### Instruction
Please restate the following records word for word.

-- The input start --

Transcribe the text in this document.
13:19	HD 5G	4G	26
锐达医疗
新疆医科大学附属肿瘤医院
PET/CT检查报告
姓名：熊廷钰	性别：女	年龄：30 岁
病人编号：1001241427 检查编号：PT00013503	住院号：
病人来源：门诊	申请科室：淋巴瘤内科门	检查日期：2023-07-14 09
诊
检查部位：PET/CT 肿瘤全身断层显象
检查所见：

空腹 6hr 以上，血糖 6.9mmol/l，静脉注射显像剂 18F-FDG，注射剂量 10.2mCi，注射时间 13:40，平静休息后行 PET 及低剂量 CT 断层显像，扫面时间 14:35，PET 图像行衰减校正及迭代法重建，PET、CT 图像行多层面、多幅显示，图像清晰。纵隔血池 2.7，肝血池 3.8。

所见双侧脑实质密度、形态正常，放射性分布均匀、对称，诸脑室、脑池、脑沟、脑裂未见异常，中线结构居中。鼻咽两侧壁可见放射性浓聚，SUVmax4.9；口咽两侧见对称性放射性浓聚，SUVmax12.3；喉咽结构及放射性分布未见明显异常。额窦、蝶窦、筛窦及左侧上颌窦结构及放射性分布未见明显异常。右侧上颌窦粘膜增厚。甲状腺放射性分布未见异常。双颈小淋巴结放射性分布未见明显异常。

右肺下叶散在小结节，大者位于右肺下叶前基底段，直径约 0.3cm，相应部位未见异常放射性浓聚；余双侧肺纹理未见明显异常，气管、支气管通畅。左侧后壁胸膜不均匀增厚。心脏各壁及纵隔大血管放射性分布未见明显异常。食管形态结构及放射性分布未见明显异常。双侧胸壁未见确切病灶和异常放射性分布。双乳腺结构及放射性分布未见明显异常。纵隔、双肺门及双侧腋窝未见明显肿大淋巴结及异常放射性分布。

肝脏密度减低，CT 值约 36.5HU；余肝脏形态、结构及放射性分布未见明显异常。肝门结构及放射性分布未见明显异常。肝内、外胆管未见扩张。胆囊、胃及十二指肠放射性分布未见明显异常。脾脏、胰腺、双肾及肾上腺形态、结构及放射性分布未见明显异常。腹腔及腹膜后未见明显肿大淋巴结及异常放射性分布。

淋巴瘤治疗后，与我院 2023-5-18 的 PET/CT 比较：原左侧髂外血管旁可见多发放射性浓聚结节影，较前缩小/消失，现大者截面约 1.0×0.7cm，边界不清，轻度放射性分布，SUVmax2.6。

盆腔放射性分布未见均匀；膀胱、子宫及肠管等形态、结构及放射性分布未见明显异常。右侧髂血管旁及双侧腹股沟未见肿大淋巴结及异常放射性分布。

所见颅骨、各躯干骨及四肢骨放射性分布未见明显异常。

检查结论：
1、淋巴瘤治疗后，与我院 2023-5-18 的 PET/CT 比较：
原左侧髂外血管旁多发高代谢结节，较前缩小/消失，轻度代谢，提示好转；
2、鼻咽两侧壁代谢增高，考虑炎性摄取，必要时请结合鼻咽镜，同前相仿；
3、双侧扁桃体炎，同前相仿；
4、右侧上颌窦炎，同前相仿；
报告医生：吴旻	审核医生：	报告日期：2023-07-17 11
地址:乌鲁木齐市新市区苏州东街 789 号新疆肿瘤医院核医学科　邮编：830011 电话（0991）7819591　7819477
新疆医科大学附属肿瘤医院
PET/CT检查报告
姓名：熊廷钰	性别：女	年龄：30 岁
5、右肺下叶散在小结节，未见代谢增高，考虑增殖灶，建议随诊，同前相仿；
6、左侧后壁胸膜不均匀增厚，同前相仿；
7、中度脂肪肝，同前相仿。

-- The input end --

### Response to the exercise
Transcribe the text in this document.
13:19	HD 5G	4G	26
锐达医疗
新疆医科大学附属肿瘤医院
PET/CT检查报告
姓名：熊廷钰	性别：女	年龄：30 岁
病人编号：1001241427 检查编号：PT00013503	住院号：
病人来源：门诊	申请科室：淋巴瘤内科门	检查日期：2023-07-14 09
诊
检查部位：PET/CT 肿瘤全身断层显象
检查所见：

空腹 6hr 以上，血糖 6.9mmol/l，静脉注射显像剂 18F-FDG，注射剂量 10.2mCi，注射时间 13:40，平静休息后行 PET 及低剂量 CT 断层显像，扫面时间 14:35，PET 图像行衰减校正及迭代法重建，PET、CT 图像行多层面、多幅显示，图像清晰。纵隔血池 2.7，肝血池 3.8。

所见双侧脑实质密度、形态正常，放射性分布均匀、对称，诸脑室、脑池、脑沟、脑裂未见异常，中线结构居中。鼻咽两侧壁可见放射性浓聚，SUVmax4.9；口咽两侧见对称性放射性浓聚，SUVmax12.3；喉咽结构及放射性分布未见明显异常。额窦、蝶窦、筛窦及左侧上颌窦结构及放射性分布未见明显异常。右侧上颌窦粘膜增厚。甲状腺放射性分布未见异常。双颈小淋巴结放射性分布未见明显异常。

右肺下叶散在小结节，大者位于右肺下叶前基底段，直径约 0.3cm，相应部位未见异常放射性浓聚；余双侧肺纹理未见明显异常，气管、支气管通畅。左侧后壁胸膜不均匀增厚。心脏各壁及纵隔大血管放射性分布未见明显异常。食管形态结构及放射性分布未见明显异常。双侧胸壁未见确切病灶和异常放射性分布。双乳腺结构及放射性分布未见明显异常。纵隔、双肺门及双侧腋窝未见明显肿大淋巴结及异常放射性分布。

肝脏密度减低，CT 值约 36.5HU；余肝脏形态、结构及放射性分布未见明显异常。肝门结构及放射性分布未见明显异常。肝内、外胆管未见扩张。胆囊、胃及十二指肠放射性分布未见明显异常。脾脏、胰腺、双肾及肾上腺形态、结构及放射性分布未见明显异常。腹腔及腹膜后未见明显肿大淋巴结及异常放射性分布。

淋巴瘤治疗后，与我院 2023-5-18 的 PET/CT 比较：原左侧髂外血管旁可见多发放射性浓聚结节影，较前缩小/消失，现大者截面约 1.0×0.7cm，边界不清，轻度放射性分布，SUVmax2.6。

盆腔放射性分布未见均匀；膀胱、子宫及肠管等形态、结构及放射性分布未见明显异常。右侧髂血管旁及双侧腹股沟未见肿大淋巴结及异常放射性分布。

所见颅骨、各躯干骨及四肢骨放射性分布未见明显异常。

检查结论：
1、淋巴瘤治疗后，与我院 2023-5-18 的 PET/CT 比较：
原左侧髂外血管旁多发高代谢结节，较前缩小/消失，轻度代谢，提示好转；
2、鼻咽两侧壁代谢增高，考虑炎性摄取，必要时请结合鼻咽镜，同前相仿；
3、双侧扁桃体炎，同前相仿；
4、右侧上颌窦炎，同前相仿；
报告医生：吴旻	审核医生：	报告日期：2023-07-17 11
地址:乌鲁木齐市新市区苏州东街 789 号新疆肿瘤医院核医学科　邮编：830011 电话（0991）7819591　7819477
新疆医科大学附属肿瘤医院
PET/CT检查报告
姓名：熊廷钰	性别：女	年龄：30 岁
5、右肺下叶散在小结节，未见代谢增高，考虑增殖灶，建议随诊，同前相仿；
6、左侧后壁胸膜不均匀增厚，同前相仿；
7、中度脂肪肝，同前相仿。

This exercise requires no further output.